**Exercise aim**
What lines of the data hold the string "depth"? Pull each one out.

**Material to process**
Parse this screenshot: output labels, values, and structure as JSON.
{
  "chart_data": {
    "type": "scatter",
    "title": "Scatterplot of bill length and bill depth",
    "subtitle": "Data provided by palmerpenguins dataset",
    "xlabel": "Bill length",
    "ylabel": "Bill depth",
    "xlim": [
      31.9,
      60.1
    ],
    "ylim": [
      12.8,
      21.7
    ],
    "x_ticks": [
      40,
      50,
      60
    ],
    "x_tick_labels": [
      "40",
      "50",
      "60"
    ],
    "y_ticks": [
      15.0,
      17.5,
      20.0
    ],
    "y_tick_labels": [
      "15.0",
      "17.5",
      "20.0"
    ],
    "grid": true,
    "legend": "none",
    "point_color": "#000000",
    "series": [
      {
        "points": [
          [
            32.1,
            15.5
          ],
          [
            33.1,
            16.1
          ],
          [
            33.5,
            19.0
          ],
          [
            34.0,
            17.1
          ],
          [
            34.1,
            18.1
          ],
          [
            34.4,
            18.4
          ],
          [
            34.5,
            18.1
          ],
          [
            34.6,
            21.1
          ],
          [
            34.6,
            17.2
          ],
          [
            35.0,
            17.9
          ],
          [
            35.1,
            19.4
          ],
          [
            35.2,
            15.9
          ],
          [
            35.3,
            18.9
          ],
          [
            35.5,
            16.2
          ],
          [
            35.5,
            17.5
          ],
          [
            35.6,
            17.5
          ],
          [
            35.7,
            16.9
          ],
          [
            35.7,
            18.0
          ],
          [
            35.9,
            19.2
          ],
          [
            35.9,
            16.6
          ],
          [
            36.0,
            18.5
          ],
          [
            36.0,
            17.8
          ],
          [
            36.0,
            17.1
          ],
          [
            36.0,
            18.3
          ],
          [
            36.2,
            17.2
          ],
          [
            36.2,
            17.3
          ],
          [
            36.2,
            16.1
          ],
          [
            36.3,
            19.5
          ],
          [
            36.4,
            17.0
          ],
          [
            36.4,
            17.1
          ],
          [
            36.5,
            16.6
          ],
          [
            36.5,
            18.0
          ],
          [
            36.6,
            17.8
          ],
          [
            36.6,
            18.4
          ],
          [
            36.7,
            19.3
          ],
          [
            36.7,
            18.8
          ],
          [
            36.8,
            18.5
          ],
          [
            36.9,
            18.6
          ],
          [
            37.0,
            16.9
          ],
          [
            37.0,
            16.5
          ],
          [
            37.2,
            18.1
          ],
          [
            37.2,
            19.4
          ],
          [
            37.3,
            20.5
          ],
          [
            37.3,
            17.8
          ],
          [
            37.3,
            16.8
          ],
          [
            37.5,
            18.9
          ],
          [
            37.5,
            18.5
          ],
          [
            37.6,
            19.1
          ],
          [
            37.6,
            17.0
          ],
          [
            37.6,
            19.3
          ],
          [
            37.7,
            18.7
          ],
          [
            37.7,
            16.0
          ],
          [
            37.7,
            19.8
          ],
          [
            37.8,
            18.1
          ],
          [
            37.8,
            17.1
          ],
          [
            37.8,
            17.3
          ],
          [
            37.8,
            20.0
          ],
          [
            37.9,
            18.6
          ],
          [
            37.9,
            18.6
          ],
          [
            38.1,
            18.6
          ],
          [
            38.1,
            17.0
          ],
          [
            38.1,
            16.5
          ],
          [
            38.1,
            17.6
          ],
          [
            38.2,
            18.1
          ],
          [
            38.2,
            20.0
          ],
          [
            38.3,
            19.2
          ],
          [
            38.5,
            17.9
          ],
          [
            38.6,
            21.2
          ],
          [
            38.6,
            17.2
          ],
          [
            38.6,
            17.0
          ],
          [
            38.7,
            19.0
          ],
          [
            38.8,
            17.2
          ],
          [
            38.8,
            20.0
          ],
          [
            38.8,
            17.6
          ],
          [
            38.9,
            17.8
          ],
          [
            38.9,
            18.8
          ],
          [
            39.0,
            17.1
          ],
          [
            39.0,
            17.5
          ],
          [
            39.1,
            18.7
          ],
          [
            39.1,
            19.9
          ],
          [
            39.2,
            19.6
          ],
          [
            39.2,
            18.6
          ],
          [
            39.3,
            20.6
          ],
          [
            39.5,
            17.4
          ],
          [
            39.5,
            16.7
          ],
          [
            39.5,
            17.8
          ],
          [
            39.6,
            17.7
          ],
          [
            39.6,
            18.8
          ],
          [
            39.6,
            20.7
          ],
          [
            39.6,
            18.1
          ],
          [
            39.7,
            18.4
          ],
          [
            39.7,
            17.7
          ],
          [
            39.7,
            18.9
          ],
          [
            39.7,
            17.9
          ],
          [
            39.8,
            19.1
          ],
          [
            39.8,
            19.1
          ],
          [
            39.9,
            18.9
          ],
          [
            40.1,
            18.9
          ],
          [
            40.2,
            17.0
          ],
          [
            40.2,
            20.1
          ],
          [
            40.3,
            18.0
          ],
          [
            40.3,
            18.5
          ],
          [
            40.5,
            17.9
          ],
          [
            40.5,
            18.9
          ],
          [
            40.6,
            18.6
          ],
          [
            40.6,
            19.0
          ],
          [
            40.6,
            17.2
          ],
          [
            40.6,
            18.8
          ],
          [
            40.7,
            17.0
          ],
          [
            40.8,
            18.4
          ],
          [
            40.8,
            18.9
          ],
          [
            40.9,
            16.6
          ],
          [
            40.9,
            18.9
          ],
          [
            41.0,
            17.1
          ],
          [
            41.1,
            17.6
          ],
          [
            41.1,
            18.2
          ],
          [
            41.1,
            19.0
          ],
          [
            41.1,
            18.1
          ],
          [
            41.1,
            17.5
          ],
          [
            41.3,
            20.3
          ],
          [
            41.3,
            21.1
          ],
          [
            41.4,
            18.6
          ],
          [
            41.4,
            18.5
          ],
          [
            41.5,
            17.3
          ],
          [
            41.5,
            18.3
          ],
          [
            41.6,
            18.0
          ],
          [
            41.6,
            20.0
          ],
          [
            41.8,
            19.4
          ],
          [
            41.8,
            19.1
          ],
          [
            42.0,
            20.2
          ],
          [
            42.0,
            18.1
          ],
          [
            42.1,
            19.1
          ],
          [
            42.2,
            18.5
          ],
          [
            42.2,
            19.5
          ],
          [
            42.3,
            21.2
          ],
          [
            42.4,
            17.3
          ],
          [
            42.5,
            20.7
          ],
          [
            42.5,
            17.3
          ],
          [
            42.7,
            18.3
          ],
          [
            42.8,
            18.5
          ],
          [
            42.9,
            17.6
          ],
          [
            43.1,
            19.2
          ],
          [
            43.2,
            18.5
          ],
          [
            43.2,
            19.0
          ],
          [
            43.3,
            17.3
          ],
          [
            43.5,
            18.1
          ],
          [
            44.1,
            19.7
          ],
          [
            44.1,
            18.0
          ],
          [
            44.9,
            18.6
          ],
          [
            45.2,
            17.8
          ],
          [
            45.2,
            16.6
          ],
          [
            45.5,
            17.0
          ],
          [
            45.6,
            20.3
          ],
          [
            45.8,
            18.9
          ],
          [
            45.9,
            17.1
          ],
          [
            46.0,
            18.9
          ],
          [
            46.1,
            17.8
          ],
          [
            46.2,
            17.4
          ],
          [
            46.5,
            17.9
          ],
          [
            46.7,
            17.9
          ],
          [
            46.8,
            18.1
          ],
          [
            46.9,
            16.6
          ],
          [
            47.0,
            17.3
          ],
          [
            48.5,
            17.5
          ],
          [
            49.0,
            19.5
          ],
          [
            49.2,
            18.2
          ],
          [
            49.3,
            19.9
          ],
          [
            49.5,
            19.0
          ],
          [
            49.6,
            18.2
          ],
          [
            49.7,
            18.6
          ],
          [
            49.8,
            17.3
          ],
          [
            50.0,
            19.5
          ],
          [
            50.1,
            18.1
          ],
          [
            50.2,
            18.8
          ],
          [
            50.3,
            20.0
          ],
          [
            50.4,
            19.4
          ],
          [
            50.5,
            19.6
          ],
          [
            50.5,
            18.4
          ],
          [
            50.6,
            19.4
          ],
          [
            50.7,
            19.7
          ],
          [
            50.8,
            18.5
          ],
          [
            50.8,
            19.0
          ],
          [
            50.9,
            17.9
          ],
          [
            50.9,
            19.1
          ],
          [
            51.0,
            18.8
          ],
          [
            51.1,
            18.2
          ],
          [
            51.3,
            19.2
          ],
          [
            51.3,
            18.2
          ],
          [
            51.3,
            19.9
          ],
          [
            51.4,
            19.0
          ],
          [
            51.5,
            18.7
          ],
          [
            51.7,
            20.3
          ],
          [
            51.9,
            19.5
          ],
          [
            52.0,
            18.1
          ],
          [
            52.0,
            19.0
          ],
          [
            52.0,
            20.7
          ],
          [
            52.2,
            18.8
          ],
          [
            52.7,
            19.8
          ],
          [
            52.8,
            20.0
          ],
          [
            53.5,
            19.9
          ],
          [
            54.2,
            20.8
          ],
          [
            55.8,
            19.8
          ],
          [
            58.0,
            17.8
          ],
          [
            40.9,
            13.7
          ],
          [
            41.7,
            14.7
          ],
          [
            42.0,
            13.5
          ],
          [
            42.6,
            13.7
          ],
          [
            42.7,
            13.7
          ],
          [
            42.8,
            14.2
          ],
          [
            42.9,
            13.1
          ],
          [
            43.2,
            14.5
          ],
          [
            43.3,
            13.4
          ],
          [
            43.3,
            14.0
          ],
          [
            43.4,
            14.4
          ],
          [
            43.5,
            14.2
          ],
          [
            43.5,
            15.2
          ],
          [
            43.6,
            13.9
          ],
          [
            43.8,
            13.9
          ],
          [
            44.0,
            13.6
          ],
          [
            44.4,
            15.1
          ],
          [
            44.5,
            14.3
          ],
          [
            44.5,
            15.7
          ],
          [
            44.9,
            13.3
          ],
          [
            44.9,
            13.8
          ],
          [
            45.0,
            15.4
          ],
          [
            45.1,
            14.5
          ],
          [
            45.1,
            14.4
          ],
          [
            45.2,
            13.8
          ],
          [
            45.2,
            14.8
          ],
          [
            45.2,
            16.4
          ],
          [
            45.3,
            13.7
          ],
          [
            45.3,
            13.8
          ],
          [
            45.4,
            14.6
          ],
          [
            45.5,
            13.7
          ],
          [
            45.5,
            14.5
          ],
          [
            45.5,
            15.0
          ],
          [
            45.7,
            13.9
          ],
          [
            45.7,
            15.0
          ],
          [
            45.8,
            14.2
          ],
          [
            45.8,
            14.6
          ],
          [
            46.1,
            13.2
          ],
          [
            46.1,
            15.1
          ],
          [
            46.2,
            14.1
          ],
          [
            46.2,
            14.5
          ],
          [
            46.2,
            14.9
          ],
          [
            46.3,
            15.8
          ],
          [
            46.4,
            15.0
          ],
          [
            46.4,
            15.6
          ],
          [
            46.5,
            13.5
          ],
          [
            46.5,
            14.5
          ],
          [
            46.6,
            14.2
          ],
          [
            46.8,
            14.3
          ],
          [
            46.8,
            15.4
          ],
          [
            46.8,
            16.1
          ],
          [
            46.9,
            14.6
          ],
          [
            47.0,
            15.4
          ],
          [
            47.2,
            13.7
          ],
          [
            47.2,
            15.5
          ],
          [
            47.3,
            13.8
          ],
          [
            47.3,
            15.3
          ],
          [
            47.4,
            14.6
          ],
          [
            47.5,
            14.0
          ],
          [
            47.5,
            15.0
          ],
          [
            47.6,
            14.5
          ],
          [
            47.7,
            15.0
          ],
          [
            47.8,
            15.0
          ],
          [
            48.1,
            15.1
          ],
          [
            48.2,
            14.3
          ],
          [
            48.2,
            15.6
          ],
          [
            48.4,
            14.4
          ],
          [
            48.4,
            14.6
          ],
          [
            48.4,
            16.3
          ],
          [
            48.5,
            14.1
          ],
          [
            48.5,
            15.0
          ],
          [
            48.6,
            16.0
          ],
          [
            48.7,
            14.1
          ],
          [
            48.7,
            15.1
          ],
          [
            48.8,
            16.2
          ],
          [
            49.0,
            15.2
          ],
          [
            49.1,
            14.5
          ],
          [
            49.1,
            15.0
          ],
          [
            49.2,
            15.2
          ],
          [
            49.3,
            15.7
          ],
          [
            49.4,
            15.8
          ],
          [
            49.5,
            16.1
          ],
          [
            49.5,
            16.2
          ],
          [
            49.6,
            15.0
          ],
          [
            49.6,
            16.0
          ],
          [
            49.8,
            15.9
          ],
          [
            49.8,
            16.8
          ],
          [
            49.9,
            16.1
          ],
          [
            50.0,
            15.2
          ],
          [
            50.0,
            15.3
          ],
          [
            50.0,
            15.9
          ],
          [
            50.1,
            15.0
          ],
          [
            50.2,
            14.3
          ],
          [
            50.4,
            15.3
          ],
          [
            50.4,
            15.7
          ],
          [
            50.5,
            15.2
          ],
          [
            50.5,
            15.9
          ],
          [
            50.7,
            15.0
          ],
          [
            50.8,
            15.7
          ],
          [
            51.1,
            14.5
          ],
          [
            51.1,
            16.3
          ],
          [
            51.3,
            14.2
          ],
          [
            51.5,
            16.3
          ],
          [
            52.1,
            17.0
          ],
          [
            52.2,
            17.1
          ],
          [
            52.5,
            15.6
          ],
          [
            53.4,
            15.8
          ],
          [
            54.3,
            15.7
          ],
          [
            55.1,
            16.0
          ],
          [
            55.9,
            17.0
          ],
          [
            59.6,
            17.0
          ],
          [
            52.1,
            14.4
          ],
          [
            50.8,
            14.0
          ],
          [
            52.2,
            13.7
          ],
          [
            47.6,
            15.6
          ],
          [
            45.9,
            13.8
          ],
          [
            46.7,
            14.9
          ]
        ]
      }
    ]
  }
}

**Solution to this task**
    "title": "Scatterplot of bill length and bill depth",
    "ylabel": "Bill depth",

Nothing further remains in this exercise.